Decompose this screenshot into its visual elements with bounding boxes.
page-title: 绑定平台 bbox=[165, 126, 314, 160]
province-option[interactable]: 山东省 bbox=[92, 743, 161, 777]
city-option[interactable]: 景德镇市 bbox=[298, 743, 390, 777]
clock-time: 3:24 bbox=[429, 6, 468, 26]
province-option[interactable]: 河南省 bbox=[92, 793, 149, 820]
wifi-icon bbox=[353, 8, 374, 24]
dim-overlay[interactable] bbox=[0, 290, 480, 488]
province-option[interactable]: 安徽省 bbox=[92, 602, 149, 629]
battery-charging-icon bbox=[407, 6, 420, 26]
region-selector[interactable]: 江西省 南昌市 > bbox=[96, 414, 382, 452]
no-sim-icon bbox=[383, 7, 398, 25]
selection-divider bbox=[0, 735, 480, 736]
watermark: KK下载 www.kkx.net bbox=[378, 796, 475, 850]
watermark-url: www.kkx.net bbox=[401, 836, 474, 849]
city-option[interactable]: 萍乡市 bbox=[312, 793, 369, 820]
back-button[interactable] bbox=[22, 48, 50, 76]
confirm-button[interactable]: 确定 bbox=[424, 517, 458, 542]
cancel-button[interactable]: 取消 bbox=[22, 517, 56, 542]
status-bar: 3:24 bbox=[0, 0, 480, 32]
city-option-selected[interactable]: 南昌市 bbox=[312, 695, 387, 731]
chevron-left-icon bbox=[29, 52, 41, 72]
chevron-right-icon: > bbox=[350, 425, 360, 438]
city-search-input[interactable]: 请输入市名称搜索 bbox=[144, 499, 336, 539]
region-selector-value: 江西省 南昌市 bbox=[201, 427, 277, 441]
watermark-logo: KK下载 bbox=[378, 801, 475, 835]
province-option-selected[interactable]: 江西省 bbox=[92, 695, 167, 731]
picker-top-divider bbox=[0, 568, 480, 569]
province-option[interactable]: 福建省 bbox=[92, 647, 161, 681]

Set problem – Copy the data from its first line through the line containing "battery-charging-icon bbox=[407, 6, 420, 26]", and replace every "province-option" with "province-item". Leave everything else unchanged.

Answer for this exercise –
Decompose this screenshot into its visual elements with bounding boxes.
page-title: 绑定平台 bbox=[165, 126, 314, 160]
province-item[interactable]: 山东省 bbox=[92, 743, 161, 777]
city-option[interactable]: 景德镇市 bbox=[298, 743, 390, 777]
clock-time: 3:24 bbox=[429, 6, 468, 26]
province-item[interactable]: 河南省 bbox=[92, 793, 149, 820]
wifi-icon bbox=[353, 8, 374, 24]
dim-overlay[interactable] bbox=[0, 290, 480, 488]
province-item[interactable]: 安徽省 bbox=[92, 602, 149, 629]
battery-charging-icon bbox=[407, 6, 420, 26]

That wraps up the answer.